*Aim of the task:*
Identify the lines that contain the word "タイムライン" and copy each one.

*Supplied records:*

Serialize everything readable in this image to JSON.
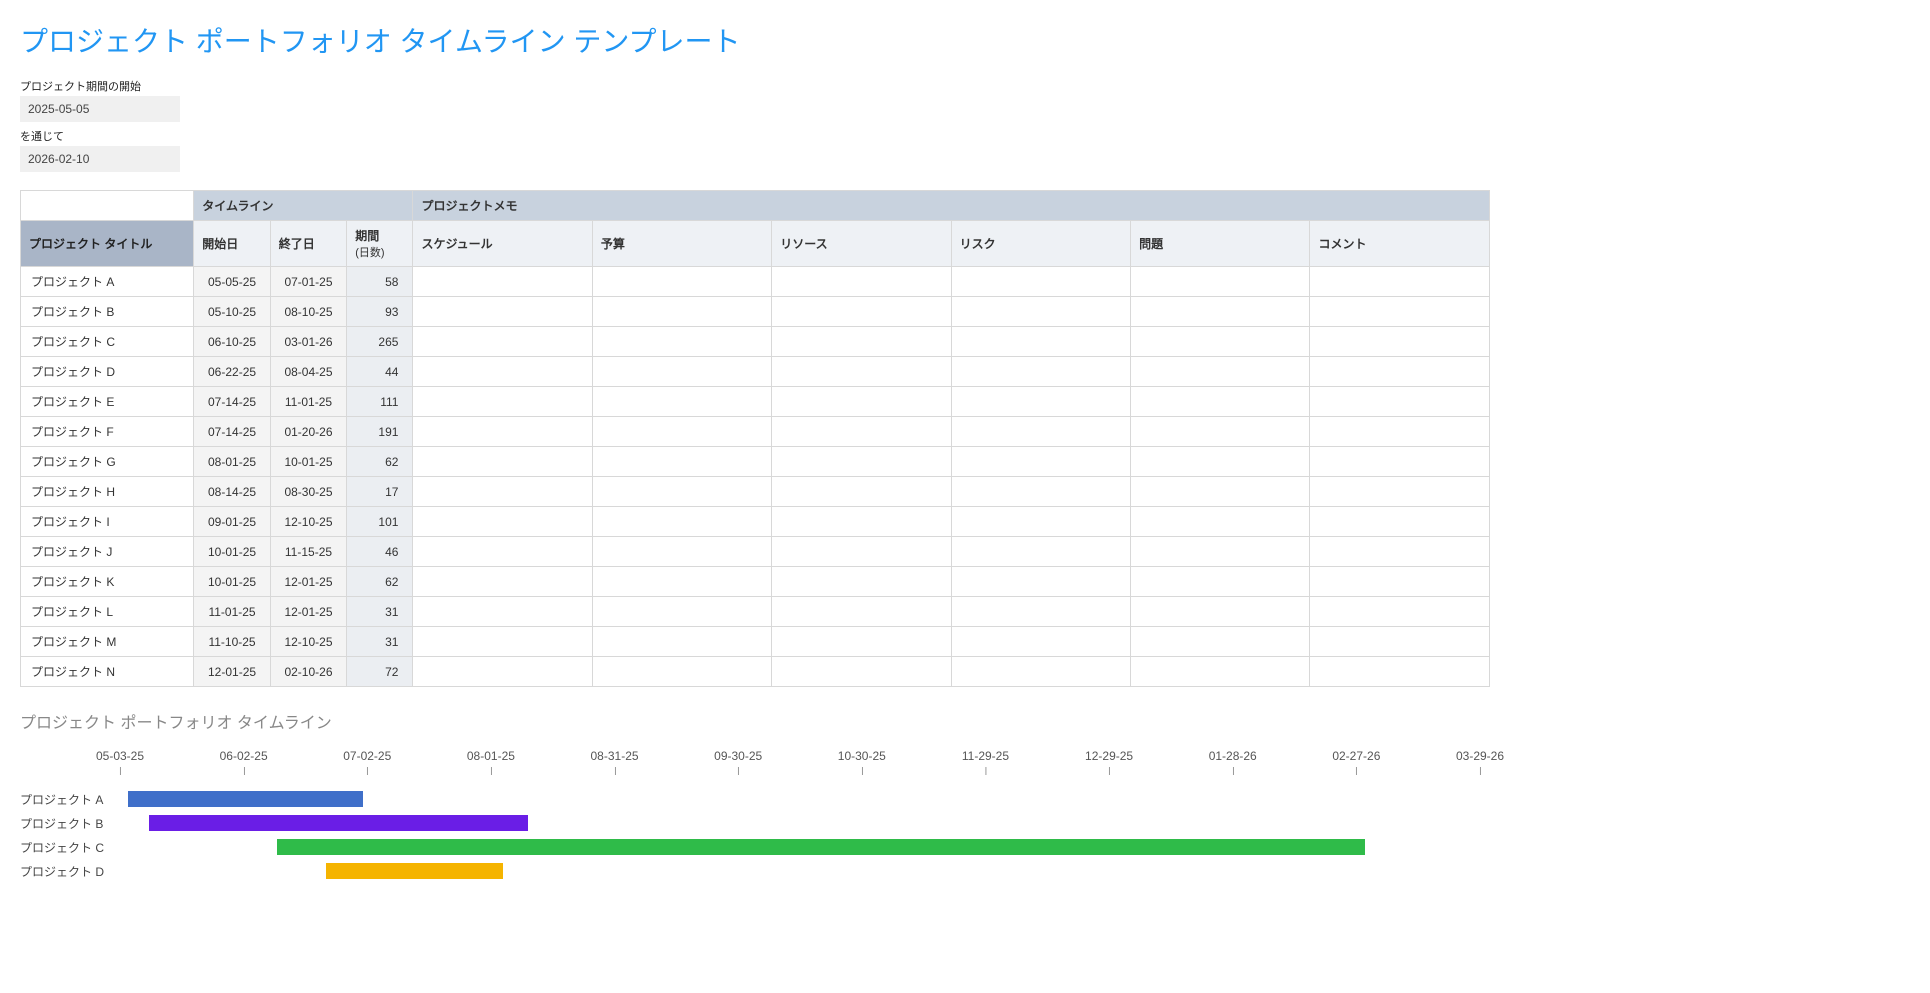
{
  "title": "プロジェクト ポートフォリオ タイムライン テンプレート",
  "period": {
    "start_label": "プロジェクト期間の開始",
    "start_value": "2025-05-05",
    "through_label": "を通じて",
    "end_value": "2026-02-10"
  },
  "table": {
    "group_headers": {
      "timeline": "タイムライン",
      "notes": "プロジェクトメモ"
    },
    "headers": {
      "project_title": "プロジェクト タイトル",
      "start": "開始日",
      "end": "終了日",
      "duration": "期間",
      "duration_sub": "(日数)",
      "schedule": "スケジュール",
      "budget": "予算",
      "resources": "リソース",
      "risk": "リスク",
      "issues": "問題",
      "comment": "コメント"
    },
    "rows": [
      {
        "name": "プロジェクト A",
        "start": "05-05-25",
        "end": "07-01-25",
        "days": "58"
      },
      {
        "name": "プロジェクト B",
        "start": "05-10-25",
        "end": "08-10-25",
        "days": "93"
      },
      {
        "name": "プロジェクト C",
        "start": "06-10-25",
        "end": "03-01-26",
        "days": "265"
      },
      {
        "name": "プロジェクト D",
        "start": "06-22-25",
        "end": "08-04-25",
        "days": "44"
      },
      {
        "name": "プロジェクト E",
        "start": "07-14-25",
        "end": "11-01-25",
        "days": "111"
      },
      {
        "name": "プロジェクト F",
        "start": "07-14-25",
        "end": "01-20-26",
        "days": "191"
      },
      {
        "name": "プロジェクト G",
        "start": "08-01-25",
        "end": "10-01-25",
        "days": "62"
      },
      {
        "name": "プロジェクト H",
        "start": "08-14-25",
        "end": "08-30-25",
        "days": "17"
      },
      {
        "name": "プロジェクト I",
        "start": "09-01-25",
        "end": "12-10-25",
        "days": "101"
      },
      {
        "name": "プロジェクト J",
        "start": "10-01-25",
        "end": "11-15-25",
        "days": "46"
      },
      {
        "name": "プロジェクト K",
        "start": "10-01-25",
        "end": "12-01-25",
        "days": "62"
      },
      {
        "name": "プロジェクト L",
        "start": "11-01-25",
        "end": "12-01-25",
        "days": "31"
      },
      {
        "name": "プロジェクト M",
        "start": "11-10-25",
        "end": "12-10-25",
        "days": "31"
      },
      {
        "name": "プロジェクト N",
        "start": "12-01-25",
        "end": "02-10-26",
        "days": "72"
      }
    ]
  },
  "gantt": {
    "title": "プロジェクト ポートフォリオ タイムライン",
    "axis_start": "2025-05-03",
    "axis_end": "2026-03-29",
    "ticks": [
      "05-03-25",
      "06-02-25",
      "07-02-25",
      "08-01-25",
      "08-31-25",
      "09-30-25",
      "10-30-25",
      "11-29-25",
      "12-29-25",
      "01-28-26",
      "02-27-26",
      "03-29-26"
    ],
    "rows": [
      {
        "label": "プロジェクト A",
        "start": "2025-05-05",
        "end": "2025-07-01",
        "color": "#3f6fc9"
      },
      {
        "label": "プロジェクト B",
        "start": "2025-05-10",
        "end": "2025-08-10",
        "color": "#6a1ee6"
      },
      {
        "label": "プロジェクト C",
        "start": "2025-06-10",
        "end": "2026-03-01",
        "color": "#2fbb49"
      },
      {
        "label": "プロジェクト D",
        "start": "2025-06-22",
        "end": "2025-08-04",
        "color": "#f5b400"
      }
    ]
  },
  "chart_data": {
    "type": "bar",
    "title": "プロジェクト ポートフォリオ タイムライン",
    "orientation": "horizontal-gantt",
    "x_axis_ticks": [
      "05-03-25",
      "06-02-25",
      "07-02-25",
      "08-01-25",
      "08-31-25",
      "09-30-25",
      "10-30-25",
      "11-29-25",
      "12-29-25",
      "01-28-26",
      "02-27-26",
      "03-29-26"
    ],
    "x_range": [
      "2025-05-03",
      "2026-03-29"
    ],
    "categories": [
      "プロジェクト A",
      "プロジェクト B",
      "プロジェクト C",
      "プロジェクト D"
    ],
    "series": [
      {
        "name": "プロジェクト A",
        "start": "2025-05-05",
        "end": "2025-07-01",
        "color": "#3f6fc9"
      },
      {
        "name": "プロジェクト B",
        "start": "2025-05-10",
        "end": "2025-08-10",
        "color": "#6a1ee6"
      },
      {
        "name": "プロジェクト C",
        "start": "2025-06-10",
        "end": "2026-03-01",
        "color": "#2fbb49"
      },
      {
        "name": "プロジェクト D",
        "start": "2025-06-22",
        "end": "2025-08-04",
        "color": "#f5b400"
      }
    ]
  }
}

---

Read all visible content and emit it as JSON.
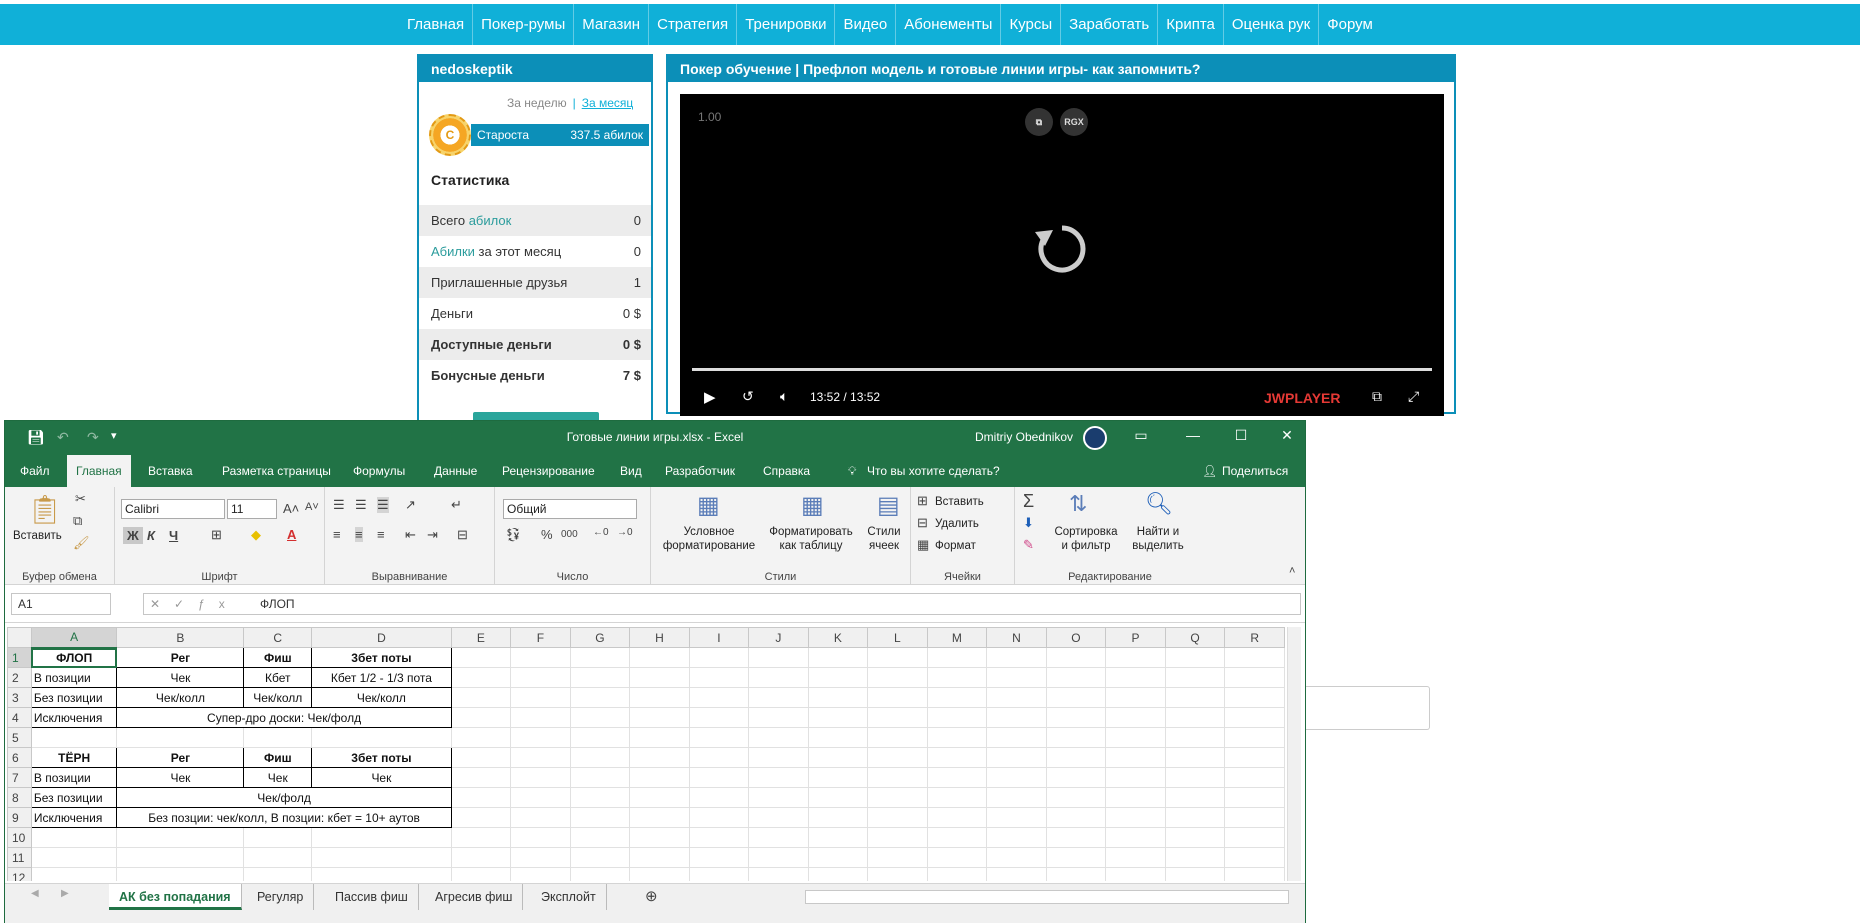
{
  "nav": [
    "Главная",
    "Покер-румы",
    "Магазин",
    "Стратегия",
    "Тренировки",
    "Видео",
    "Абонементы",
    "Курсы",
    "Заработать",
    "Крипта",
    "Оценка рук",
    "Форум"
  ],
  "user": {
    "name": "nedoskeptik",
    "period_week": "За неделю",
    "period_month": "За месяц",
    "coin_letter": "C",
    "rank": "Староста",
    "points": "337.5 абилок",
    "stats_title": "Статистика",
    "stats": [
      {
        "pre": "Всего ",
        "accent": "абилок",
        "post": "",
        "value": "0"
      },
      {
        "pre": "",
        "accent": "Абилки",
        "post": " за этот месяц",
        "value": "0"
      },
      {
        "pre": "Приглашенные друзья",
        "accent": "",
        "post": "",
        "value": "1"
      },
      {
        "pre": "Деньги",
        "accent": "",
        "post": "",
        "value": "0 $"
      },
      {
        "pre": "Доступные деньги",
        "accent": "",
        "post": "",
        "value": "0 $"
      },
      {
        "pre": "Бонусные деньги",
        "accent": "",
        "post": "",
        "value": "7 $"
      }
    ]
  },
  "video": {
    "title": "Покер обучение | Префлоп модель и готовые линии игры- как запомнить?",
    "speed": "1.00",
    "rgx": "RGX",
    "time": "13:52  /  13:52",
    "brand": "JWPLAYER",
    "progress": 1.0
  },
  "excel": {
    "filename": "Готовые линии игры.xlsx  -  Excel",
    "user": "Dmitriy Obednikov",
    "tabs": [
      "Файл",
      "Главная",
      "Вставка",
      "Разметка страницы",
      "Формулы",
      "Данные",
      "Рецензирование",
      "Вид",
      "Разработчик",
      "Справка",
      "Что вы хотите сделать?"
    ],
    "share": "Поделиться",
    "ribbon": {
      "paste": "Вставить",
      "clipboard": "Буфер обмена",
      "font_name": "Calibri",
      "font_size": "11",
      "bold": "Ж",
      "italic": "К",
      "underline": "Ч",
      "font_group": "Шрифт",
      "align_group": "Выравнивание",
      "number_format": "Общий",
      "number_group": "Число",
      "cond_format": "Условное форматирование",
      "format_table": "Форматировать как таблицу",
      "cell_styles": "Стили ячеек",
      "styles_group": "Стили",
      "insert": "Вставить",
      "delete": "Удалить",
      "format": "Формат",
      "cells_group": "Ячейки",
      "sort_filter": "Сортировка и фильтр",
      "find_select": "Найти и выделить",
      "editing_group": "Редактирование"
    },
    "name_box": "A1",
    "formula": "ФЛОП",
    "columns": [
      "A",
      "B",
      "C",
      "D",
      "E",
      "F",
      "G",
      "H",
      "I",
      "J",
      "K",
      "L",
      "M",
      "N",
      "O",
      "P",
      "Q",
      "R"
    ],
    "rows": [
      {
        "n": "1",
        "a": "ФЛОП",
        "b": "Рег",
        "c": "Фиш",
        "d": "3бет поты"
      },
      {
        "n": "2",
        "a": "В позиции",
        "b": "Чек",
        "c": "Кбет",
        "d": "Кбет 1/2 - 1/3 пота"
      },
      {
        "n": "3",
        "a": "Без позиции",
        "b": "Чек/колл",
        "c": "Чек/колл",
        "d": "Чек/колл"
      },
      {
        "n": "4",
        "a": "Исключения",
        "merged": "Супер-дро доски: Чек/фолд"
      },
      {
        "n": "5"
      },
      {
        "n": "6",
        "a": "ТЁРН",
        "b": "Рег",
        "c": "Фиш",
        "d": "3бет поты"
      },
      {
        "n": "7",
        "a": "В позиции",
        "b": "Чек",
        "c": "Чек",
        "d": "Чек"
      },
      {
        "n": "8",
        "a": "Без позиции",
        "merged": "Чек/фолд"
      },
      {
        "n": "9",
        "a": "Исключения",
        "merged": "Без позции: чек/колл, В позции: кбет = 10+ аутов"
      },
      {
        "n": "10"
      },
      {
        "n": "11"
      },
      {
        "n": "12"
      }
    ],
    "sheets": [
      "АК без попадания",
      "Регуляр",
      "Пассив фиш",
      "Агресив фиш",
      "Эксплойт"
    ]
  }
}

...

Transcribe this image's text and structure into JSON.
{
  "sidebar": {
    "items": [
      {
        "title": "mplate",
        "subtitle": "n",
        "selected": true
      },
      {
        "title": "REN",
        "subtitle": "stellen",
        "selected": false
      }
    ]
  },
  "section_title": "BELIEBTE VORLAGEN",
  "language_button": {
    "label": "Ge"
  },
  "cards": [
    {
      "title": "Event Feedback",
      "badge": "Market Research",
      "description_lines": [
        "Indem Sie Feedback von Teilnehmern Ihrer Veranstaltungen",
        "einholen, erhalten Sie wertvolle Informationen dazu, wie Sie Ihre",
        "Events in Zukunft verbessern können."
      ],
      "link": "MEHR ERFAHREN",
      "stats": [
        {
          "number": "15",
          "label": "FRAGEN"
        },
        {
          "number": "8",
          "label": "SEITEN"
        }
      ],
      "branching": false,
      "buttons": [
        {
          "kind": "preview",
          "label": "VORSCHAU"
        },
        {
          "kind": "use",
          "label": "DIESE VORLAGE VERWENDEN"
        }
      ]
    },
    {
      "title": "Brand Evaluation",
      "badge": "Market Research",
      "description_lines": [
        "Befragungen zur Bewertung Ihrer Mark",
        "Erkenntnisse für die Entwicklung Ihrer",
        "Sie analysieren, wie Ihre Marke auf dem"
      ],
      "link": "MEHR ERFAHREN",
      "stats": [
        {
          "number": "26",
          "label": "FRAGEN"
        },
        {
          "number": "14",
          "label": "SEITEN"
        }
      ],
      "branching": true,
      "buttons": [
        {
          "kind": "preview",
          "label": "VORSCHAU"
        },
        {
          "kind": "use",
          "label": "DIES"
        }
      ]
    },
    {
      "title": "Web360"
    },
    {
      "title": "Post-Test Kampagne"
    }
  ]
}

*Exercise solution:*
  "title": "プロジェクト ポートフォリオ タイムライン テンプレート",
      "timeline": "タイムライン",
    "title": "プロジェクト ポートフォリオ タイムライン",
    "title": "プロジェクト ポートフォリオ タイムライン",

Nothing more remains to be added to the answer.